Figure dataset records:
— Begin —

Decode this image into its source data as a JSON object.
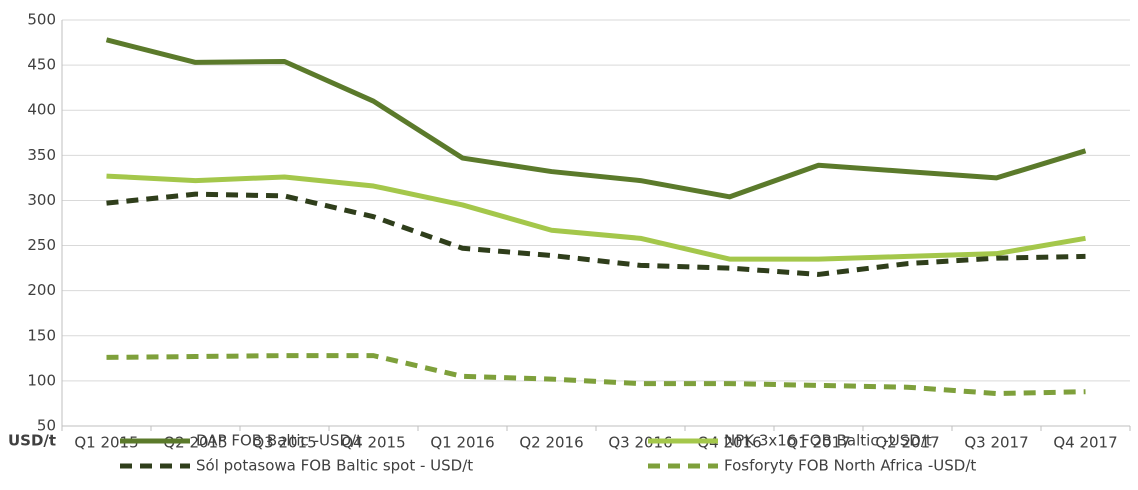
{
  "chart_data": {
    "type": "line",
    "y_unit_label": "USD/t",
    "categories": [
      "Q1 2015",
      "Q2 2015",
      "Q3 2015",
      "Q4 2015",
      "Q1 2016",
      "Q2 2016",
      "Q3 2016",
      "Q4 2016",
      "Q1 2017",
      "Q2 2017",
      "Q3 2017",
      "Q4 2017"
    ],
    "series": [
      {
        "name": "DAP FOB Baltic -USD/t",
        "color": "#5b7a2b",
        "dash": false,
        "values": [
          478,
          453,
          454,
          410,
          347,
          332,
          322,
          304,
          339,
          332,
          325,
          355
        ]
      },
      {
        "name": "NPK 3x16 FOB Baltic -USD/t",
        "color": "#a4c74b",
        "dash": false,
        "values": [
          327,
          322,
          326,
          316,
          295,
          267,
          258,
          235,
          235,
          238,
          241,
          258
        ]
      },
      {
        "name": "Sól potasowa FOB Baltic spot - USD/t",
        "color": "#2f3e1b",
        "dash": true,
        "values": [
          297,
          307,
          305,
          282,
          247,
          239,
          228,
          225,
          218,
          230,
          236,
          238
        ]
      },
      {
        "name": "Fosforyty FOB North Africa -USD/t",
        "color": "#7ea03b",
        "dash": true,
        "values": [
          126,
          127,
          128,
          128,
          105,
          102,
          97,
          97,
          95,
          93,
          86,
          88
        ]
      }
    ],
    "ylim": [
      50,
      500
    ],
    "yticks": [
      50,
      100,
      150,
      200,
      250,
      300,
      350,
      400,
      450,
      500
    ],
    "grid": true
  }
}
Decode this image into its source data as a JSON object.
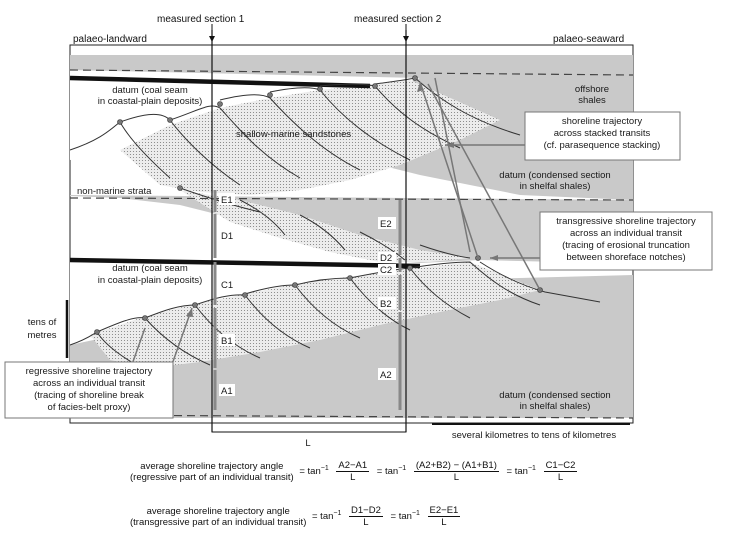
{
  "header": {
    "section1": "measured section 1",
    "section2": "measured section 2",
    "landward": "palaeo-landward",
    "seaward": "palaeo-seaward"
  },
  "labels": {
    "datum_coal_upper_1": "datum (coal seam",
    "datum_coal_upper_2": "in coastal-plain deposits)",
    "datum_coal_lower_1": "datum (coal seam",
    "datum_coal_lower_2": "in coastal-plain deposits)",
    "offshore_1": "offshore",
    "offshore_2": "shales",
    "shallow_marine": "shallow-marine sandstones",
    "non_marine": "non-marine strata",
    "datum_shelf_upper_1": "datum (condensed section",
    "datum_shelf_upper_2": "in shelfal shales)",
    "datum_shelf_lower_1": "datum (condensed section",
    "datum_shelf_lower_2": "in shelfal shales)",
    "tens_1": "tens of",
    "tens_2": "metres",
    "L": "L",
    "scale": "several kilometres to tens of kilometres"
  },
  "callouts": {
    "stacked": [
      "shoreline trajectory",
      "across stacked transits",
      "(cf. parasequence stacking)"
    ],
    "transgressive": [
      "transgressive shoreline trajectory",
      "across an individual transit",
      "(tracing of erosional truncation",
      "between shoreface notches)"
    ],
    "regressive": [
      "regressive shoreline trajectory",
      "across an individual transit",
      "(tracing of shoreline break",
      "of facies-belt proxy)"
    ]
  },
  "markers": {
    "E1": "E1",
    "D1": "D1",
    "C1": "C1",
    "B1": "B1",
    "A1": "A1",
    "E2": "E2",
    "D2": "D2",
    "C2": "C2",
    "B2": "B2",
    "A2": "A2"
  },
  "formulas": {
    "regressive": {
      "label_1": "average shoreline trajectory angle",
      "label_2": "(regressive part of an individual transit)",
      "eq": "= tan",
      "inv": "−1",
      "f1_num": "A2−A1",
      "f1_den": "L",
      "f2_num": "(A2+B2) − (A1+B1)",
      "f2_den": "L",
      "f3_num": "C1−C2",
      "f3_den": "L"
    },
    "transgressive": {
      "label_1": "average shoreline trajectory angle",
      "label_2": "(transgressive part of an individual transit)",
      "eq": "= tan",
      "inv": "−1",
      "f1_num": "D1−D2",
      "f1_den": "L",
      "f2_num": "E2−E1",
      "f2_den": "L"
    }
  },
  "colors": {
    "shale": "#c9c9c9",
    "sand": "#e8e8e8",
    "line": "#222222"
  }
}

— End —

▶ [Stated goal]: Repeat the data in full and exactly. Omit pictures.

▶ [Task solution]:
Decode this image into its source data as a JSON object.
{
  "chart_data": {
    "type": "line",
    "y_unit_label": "USD/t",
    "categories": [
      "Q1 2015",
      "Q2 2015",
      "Q3 2015",
      "Q4 2015",
      "Q1 2016",
      "Q2 2016",
      "Q3 2016",
      "Q4 2016",
      "Q1 2017",
      "Q2 2017",
      "Q3 2017",
      "Q4 2017"
    ],
    "series": [
      {
        "name": "DAP FOB Baltic -USD/t",
        "color": "#5b7a2b",
        "dash": false,
        "values": [
          478,
          453,
          454,
          410,
          347,
          332,
          322,
          304,
          339,
          332,
          325,
          355
        ]
      },
      {
        "name": "NPK 3x16 FOB Baltic -USD/t",
        "color": "#a4c74b",
        "dash": false,
        "values": [
          327,
          322,
          326,
          316,
          295,
          267,
          258,
          235,
          235,
          238,
          241,
          258
        ]
      },
      {
        "name": "Sól potasowa FOB Baltic spot - USD/t",
        "color": "#2f3e1b",
        "dash": true,
        "values": [
          297,
          307,
          305,
          282,
          247,
          239,
          228,
          225,
          218,
          230,
          236,
          238
        ]
      },
      {
        "name": "Fosforyty FOB North Africa -USD/t",
        "color": "#7ea03b",
        "dash": true,
        "values": [
          126,
          127,
          128,
          128,
          105,
          102,
          97,
          97,
          95,
          93,
          86,
          88
        ]
      }
    ],
    "ylim": [
      50,
      500
    ],
    "yticks": [
      50,
      100,
      150,
      200,
      250,
      300,
      350,
      400,
      450,
      500
    ],
    "grid": true
  }
}
Decode this image into its source data as a JSON object.
{
  "header": {
    "section1": "measured section 1",
    "section2": "measured section 2",
    "landward": "palaeo-landward",
    "seaward": "palaeo-seaward"
  },
  "labels": {
    "datum_coal_upper_1": "datum (coal seam",
    "datum_coal_upper_2": "in coastal-plain deposits)",
    "datum_coal_lower_1": "datum (coal seam",
    "datum_coal_lower_2": "in coastal-plain deposits)",
    "offshore_1": "offshore",
    "offshore_2": "shales",
    "shallow_marine": "shallow-marine sandstones",
    "non_marine": "non-marine strata",
    "datum_shelf_upper_1": "datum (condensed section",
    "datum_shelf_upper_2": "in shelfal shales)",
    "datum_shelf_lower_1": "datum (condensed section",
    "datum_shelf_lower_2": "in shelfal shales)",
    "tens_1": "tens of",
    "tens_2": "metres",
    "L": "L",
    "scale": "several kilometres to tens of kilometres"
  },
  "callouts": {
    "stacked": [
      "shoreline trajectory",
      "across stacked transits",
      "(cf. parasequence stacking)"
    ],
    "transgressive": [
      "transgressive shoreline trajectory",
      "across an individual transit",
      "(tracing of erosional truncation",
      "between shoreface notches)"
    ],
    "regressive": [
      "regressive shoreline trajectory",
      "across an individual transit",
      "(tracing of shoreline break",
      "of facies-belt proxy)"
    ]
  },
  "markers": {
    "E1": "E1",
    "D1": "D1",
    "C1": "C1",
    "B1": "B1",
    "A1": "A1",
    "E2": "E2",
    "D2": "D2",
    "C2": "C2",
    "B2": "B2",
    "A2": "A2"
  },
  "formulas": {
    "regressive": {
      "label_1": "average shoreline trajectory angle",
      "label_2": "(regressive part of an individual transit)",
      "eq": "= tan",
      "inv": "−1",
      "f1_num": "A2−A1",
      "f1_den": "L",
      "f2_num": "(A2+B2) − (A1+B1)",
      "f2_den": "L",
      "f3_num": "C1−C2",
      "f3_den": "L"
    },
    "transgressive": {
      "label_1": "average shoreline trajectory angle",
      "label_2": "(transgressive part of an individual transit)",
      "eq": "= tan",
      "inv": "−1",
      "f1_num": "D1−D2",
      "f1_den": "L",
      "f2_num": "E2−E1",
      "f2_den": "L"
    }
  },
  "colors": {
    "shale": "#c9c9c9",
    "sand": "#e8e8e8",
    "line": "#222222"
  }
}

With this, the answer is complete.